>> BEGIN

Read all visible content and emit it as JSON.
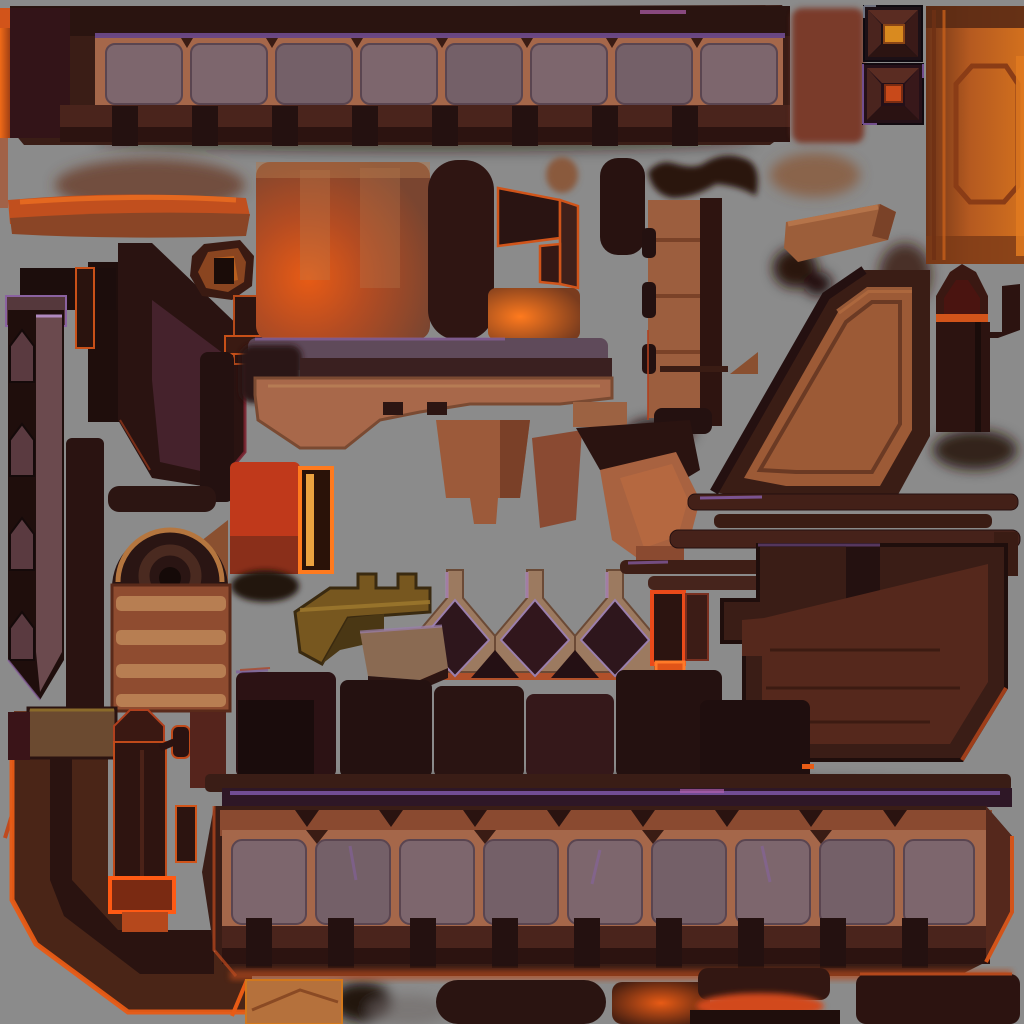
{
  "scene": {
    "kind": "game-texture-atlas",
    "label": "hell-forge architecture sprite sheet",
    "background_color": "#8b8b8b"
  },
  "palette": {
    "background": "#8b8b8b",
    "frame_dark": "#3a1d16",
    "frame_darkest": "#241110",
    "beam_tan": "#a5674a",
    "stone_panel": "#7d666d",
    "purple_accent": "#7e57a8",
    "magenta_glint": "#b05fae",
    "orange_glow": "#e85b15",
    "orange_bright": "#ff7a1e",
    "ember_red": "#c0391b",
    "gold_core": "#d98a1f",
    "ember_core": "#c8491a",
    "column_orange": "#b55a20",
    "clay": "#9c5a36",
    "rust_light": "#b5713c",
    "mauve": "#6b4a4e",
    "maroon_face": "#45222c",
    "wood_panel": "#55281c",
    "olive_gold": "#77571f",
    "stripe_tan": "#bf8758"
  },
  "sprites": [
    {
      "name": "top-stone-beam",
      "label": "long bridge beam with stone panels"
    },
    {
      "name": "gem-button-gold",
      "label": "square socket, gold core"
    },
    {
      "name": "gem-button-ember",
      "label": "square socket, ember core"
    },
    {
      "name": "orange-column",
      "label": "tall orange column with octagon panel"
    },
    {
      "name": "red-block",
      "label": "soft red block"
    },
    {
      "name": "orange-plank",
      "label": "glowing plank"
    },
    {
      "name": "dark-boot-slab",
      "label": "angular dark slab"
    },
    {
      "name": "octagon-nut",
      "label": "faceted ring nut"
    },
    {
      "name": "spike-strip",
      "label": "left chevron spike strip"
    },
    {
      "name": "glow-slab",
      "label": "furnace-lit slab"
    },
    {
      "name": "dark-pill",
      "label": "dark rounded slab"
    },
    {
      "name": "flag-bracket",
      "label": "orange-edged angled bracket"
    },
    {
      "name": "glow-box",
      "label": "small glowing box"
    },
    {
      "name": "ledge-key",
      "label": "stepped ledge with purple cap"
    },
    {
      "name": "segmented-column",
      "label": "segmented pillar with pegs"
    },
    {
      "name": "saddle-blob",
      "label": "dark saddle"
    },
    {
      "name": "tilted-plank",
      "label": "tilted plank"
    },
    {
      "name": "diagonal-ramp",
      "label": "framed diagonal ramp"
    },
    {
      "name": "pointed-tower",
      "label": "arched tower with arm"
    },
    {
      "name": "hanging-buckets",
      "label": "trapezoid bucket pieces"
    },
    {
      "name": "ember-block",
      "label": "saturated ember block"
    },
    {
      "name": "glowing-stick",
      "label": "orange rimmed stick"
    },
    {
      "name": "striped-crate",
      "label": "banded crate"
    },
    {
      "name": "wheel-arch",
      "label": "half wheel arch"
    },
    {
      "name": "dark-pillars",
      "label": "dark vertical pillars"
    },
    {
      "name": "gold-key",
      "label": "olive key piece"
    },
    {
      "name": "crown-diamonds",
      "label": "triple peak crown with diamond insets"
    },
    {
      "name": "wing-ledge",
      "label": "small wing ledge"
    },
    {
      "name": "orange-frame-boxes",
      "label": "orange framed boxes"
    },
    {
      "name": "rod-stack",
      "label": "thin stacked rods"
    },
    {
      "name": "l-panel",
      "label": "large stepped wooden panel"
    },
    {
      "name": "dark-block-row",
      "label": "row of dark blocks"
    },
    {
      "name": "corner-frame",
      "label": "bottom-left rim-lit corner frame"
    },
    {
      "name": "lever-tower",
      "label": "small tower with lever arm"
    },
    {
      "name": "bottom-stone-beam",
      "label": "long bridge beam with stone panels"
    },
    {
      "name": "under-strip-box",
      "label": "tan box"
    },
    {
      "name": "under-strip-pill",
      "label": "dark pill"
    },
    {
      "name": "under-strip-glow",
      "label": "ember glow strip"
    },
    {
      "name": "edge-glow-left",
      "label": "hot left edge glow"
    }
  ]
}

>> END

§ TO BE DONE
Give every line above again exactly, with no pictures.

§ THE SOLUTION
Read all visible content and emit it as JSON.
{
  "scene": {
    "kind": "game-texture-atlas",
    "label": "hell-forge architecture sprite sheet",
    "background_color": "#8b8b8b"
  },
  "palette": {
    "background": "#8b8b8b",
    "frame_dark": "#3a1d16",
    "frame_darkest": "#241110",
    "beam_tan": "#a5674a",
    "stone_panel": "#7d666d",
    "purple_accent": "#7e57a8",
    "magenta_glint": "#b05fae",
    "orange_glow": "#e85b15",
    "orange_bright": "#ff7a1e",
    "ember_red": "#c0391b",
    "gold_core": "#d98a1f",
    "ember_core": "#c8491a",
    "column_orange": "#b55a20",
    "clay": "#9c5a36",
    "rust_light": "#b5713c",
    "mauve": "#6b4a4e",
    "maroon_face": "#45222c",
    "wood_panel": "#55281c",
    "olive_gold": "#77571f",
    "stripe_tan": "#bf8758"
  },
  "sprites": [
    {
      "name": "top-stone-beam",
      "label": "long bridge beam with stone panels"
    },
    {
      "name": "gem-button-gold",
      "label": "square socket, gold core"
    },
    {
      "name": "gem-button-ember",
      "label": "square socket, ember core"
    },
    {
      "name": "orange-column",
      "label": "tall orange column with octagon panel"
    },
    {
      "name": "red-block",
      "label": "soft red block"
    },
    {
      "name": "orange-plank",
      "label": "glowing plank"
    },
    {
      "name": "dark-boot-slab",
      "label": "angular dark slab"
    },
    {
      "name": "octagon-nut",
      "label": "faceted ring nut"
    },
    {
      "name": "spike-strip",
      "label": "left chevron spike strip"
    },
    {
      "name": "glow-slab",
      "label": "furnace-lit slab"
    },
    {
      "name": "dark-pill",
      "label": "dark rounded slab"
    },
    {
      "name": "flag-bracket",
      "label": "orange-edged angled bracket"
    },
    {
      "name": "glow-box",
      "label": "small glowing box"
    },
    {
      "name": "ledge-key",
      "label": "stepped ledge with purple cap"
    },
    {
      "name": "segmented-column",
      "label": "segmented pillar with pegs"
    },
    {
      "name": "saddle-blob",
      "label": "dark saddle"
    },
    {
      "name": "tilted-plank",
      "label": "tilted plank"
    },
    {
      "name": "diagonal-ramp",
      "label": "framed diagonal ramp"
    },
    {
      "name": "pointed-tower",
      "label": "arched tower with arm"
    },
    {
      "name": "hanging-buckets",
      "label": "trapezoid bucket pieces"
    },
    {
      "name": "ember-block",
      "label": "saturated ember block"
    },
    {
      "name": "glowing-stick",
      "label": "orange rimmed stick"
    },
    {
      "name": "striped-crate",
      "label": "banded crate"
    },
    {
      "name": "wheel-arch",
      "label": "half wheel arch"
    },
    {
      "name": "dark-pillars",
      "label": "dark vertical pillars"
    },
    {
      "name": "gold-key",
      "label": "olive key piece"
    },
    {
      "name": "crown-diamonds",
      "label": "triple peak crown with diamond insets"
    },
    {
      "name": "wing-ledge",
      "label": "small wing ledge"
    },
    {
      "name": "orange-frame-boxes",
      "label": "orange framed boxes"
    },
    {
      "name": "rod-stack",
      "label": "thin stacked rods"
    },
    {
      "name": "l-panel",
      "label": "large stepped wooden panel"
    },
    {
      "name": "dark-block-row",
      "label": "row of dark blocks"
    },
    {
      "name": "corner-frame",
      "label": "bottom-left rim-lit corner frame"
    },
    {
      "name": "lever-tower",
      "label": "small tower with lever arm"
    },
    {
      "name": "bottom-stone-beam",
      "label": "long bridge beam with stone panels"
    },
    {
      "name": "under-strip-box",
      "label": "tan box"
    },
    {
      "name": "under-strip-pill",
      "label": "dark pill"
    },
    {
      "name": "under-strip-glow",
      "label": "ember glow strip"
    },
    {
      "name": "edge-glow-left",
      "label": "hot left edge glow"
    }
  ]
}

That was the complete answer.